The problem
Find each line containing the string "города". Copy it.

[Items listed in a dataset]
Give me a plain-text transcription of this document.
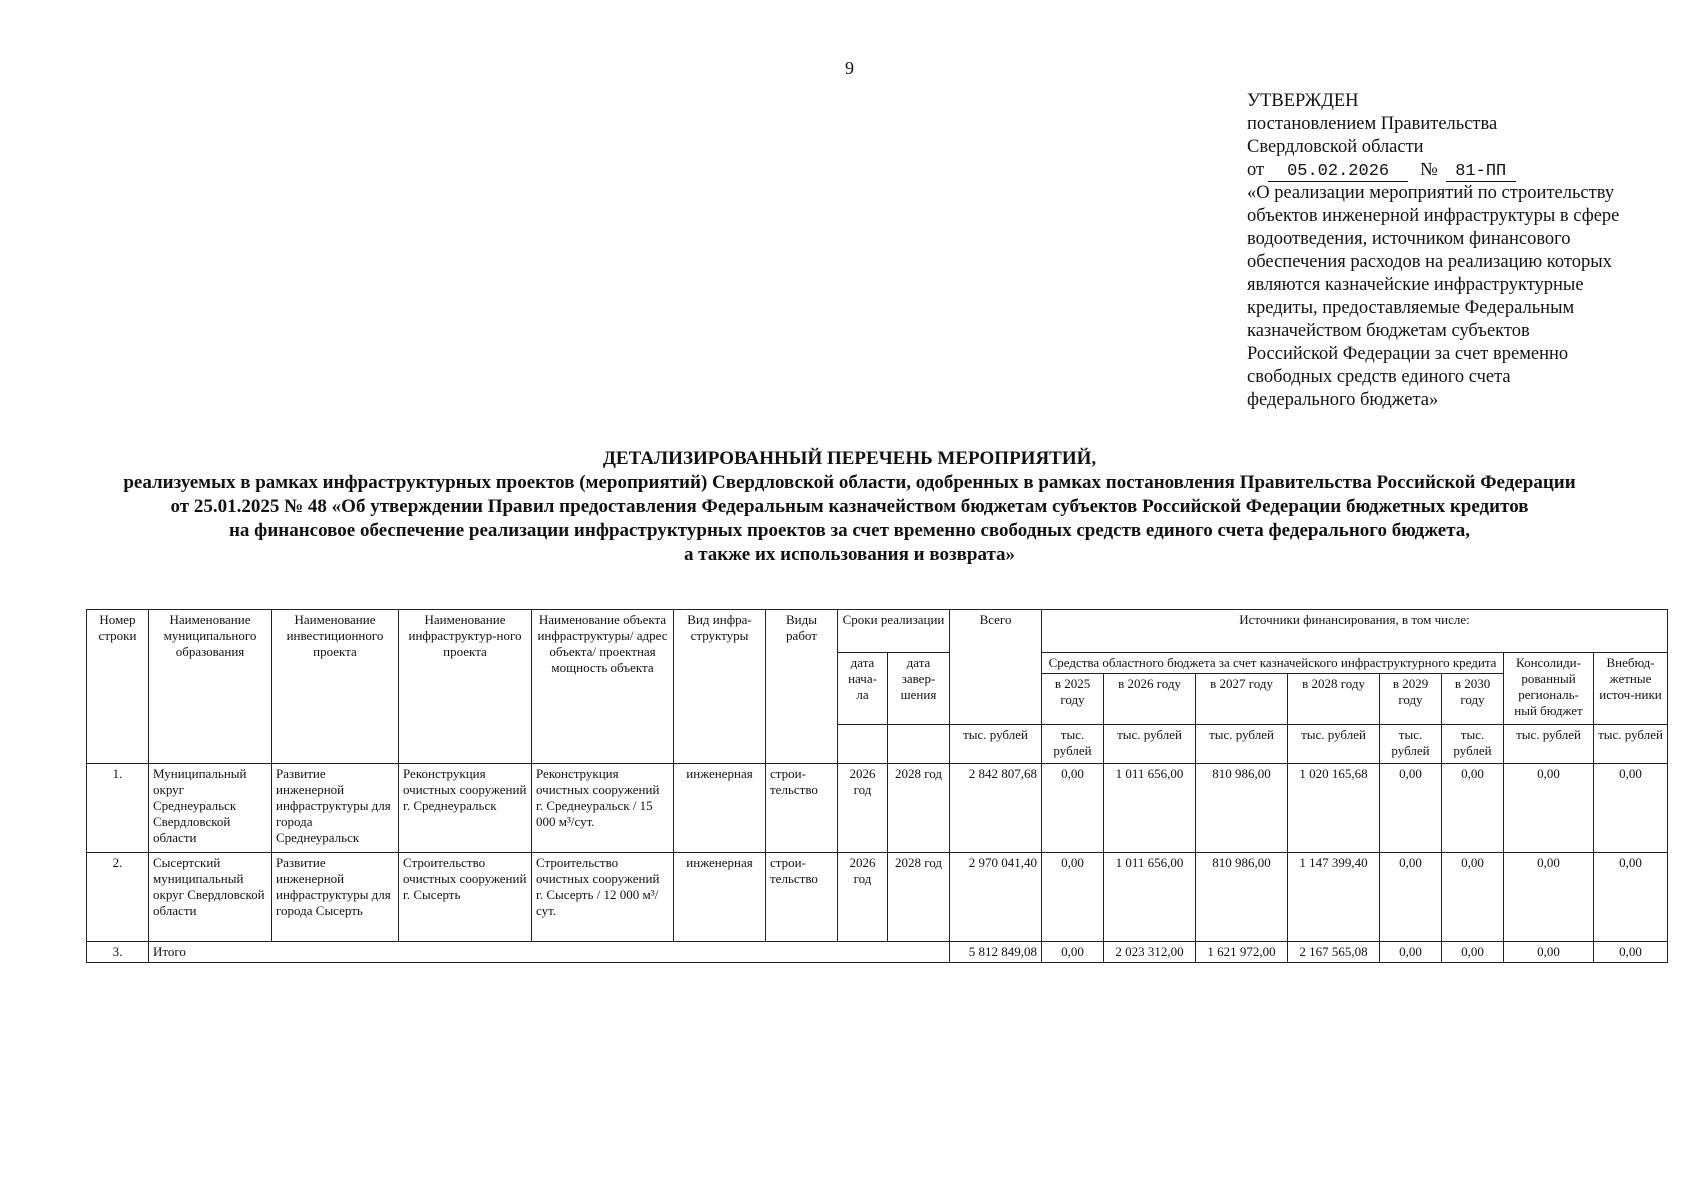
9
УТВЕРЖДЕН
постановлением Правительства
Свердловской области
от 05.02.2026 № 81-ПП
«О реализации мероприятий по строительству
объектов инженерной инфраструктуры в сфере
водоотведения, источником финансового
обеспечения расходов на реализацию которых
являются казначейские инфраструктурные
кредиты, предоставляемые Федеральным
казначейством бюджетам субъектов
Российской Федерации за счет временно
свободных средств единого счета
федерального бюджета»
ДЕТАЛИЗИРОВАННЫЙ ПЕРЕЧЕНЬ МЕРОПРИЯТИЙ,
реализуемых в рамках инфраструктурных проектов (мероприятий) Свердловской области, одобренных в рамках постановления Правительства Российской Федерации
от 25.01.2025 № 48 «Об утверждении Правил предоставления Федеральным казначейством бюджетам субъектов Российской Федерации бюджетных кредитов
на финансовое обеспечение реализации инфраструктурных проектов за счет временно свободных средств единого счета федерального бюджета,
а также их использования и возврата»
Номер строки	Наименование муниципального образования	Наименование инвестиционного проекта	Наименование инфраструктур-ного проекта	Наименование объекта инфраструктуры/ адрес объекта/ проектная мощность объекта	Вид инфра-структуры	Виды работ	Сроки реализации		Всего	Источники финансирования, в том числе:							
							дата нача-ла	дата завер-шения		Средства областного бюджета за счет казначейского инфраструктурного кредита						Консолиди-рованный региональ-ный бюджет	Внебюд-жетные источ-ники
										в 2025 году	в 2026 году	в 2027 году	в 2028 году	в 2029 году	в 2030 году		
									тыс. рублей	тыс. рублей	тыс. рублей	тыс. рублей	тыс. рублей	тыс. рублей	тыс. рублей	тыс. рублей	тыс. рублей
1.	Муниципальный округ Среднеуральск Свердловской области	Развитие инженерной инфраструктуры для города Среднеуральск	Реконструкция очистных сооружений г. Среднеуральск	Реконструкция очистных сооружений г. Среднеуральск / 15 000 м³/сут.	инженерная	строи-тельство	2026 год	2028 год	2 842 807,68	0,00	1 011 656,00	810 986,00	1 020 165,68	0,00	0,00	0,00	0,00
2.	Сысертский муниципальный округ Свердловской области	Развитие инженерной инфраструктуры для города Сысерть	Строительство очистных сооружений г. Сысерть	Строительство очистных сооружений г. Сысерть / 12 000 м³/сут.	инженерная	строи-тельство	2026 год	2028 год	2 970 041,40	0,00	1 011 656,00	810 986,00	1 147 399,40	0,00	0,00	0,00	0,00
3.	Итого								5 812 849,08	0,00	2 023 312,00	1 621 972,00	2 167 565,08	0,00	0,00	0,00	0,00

* * *

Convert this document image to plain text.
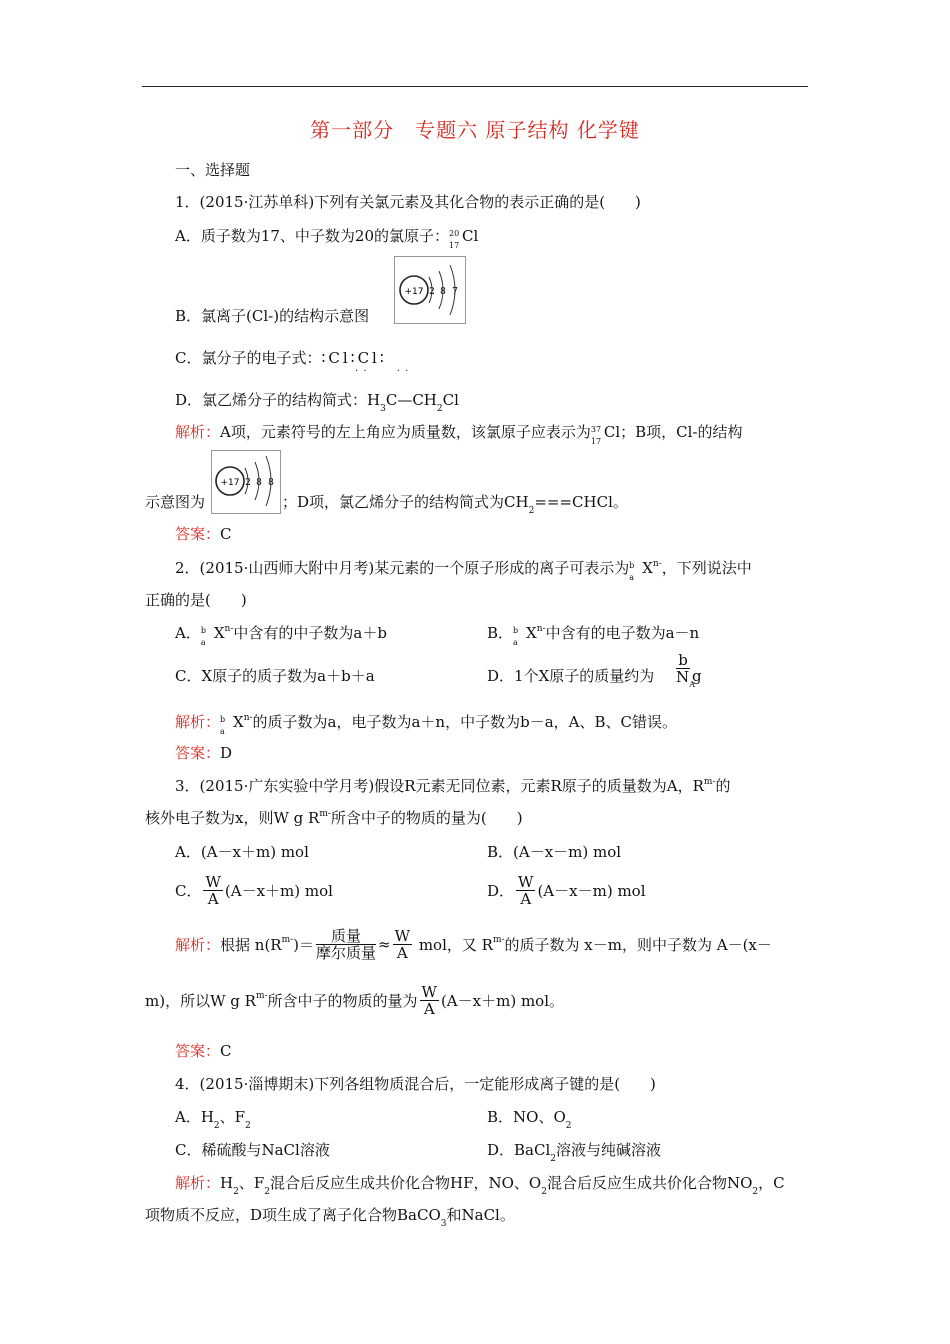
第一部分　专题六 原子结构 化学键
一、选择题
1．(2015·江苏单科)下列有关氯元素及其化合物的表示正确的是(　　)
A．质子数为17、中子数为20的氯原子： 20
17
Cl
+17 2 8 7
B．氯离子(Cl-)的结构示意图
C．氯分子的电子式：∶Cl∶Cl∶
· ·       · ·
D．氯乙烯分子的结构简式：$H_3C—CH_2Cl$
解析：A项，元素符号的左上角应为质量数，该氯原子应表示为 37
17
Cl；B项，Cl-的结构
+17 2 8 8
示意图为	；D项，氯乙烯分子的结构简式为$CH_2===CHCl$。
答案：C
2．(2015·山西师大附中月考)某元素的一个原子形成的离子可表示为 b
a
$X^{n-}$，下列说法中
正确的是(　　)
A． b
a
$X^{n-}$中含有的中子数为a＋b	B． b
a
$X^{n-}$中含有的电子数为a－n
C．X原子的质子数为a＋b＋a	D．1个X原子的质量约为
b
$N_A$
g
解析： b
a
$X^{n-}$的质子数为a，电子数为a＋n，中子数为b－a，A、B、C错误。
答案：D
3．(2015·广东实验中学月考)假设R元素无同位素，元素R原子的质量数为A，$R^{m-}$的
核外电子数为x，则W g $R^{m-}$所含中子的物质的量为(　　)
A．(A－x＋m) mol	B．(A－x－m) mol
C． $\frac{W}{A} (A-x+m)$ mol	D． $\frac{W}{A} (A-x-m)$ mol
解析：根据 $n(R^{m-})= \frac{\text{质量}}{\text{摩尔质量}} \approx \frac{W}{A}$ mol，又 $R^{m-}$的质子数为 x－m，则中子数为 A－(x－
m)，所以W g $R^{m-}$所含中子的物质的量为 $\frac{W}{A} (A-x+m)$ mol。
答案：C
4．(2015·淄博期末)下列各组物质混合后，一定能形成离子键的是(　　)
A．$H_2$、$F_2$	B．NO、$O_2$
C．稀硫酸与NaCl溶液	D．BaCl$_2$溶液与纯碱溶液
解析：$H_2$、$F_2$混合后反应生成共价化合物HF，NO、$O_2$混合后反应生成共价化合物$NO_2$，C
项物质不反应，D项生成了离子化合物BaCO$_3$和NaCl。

Output for this exercise
1.	Муниципальный округ Среднеуральск Свердловской области	Развитие инженерной инфраструктуры для города Среднеуральск	Реконструкция очистных сооружений г. Среднеуральск	Реконструкция очистных сооружений г. Среднеуральск / 15 000 м³/сут.	инженерная	строи-тельство	2026 год	2028 год	2 842 807,68	0,00	1 011 656,00	810 986,00	1 020 165,68	0,00	0,00	0,00	0,00
2.	Сысертский муниципальный округ Свердловской области	Развитие инженерной инфраструктуры для города Сысерть	Строительство очистных сооружений г. Сысерть	Строительство очистных сооружений г. Сысерть / 12 000 м³/сут.	инженерная	строи-тельство	2026 год	2028 год	2 970 041,40	0,00	1 011 656,00	810 986,00	1 147 399,40	0,00	0,00	0,00	0,00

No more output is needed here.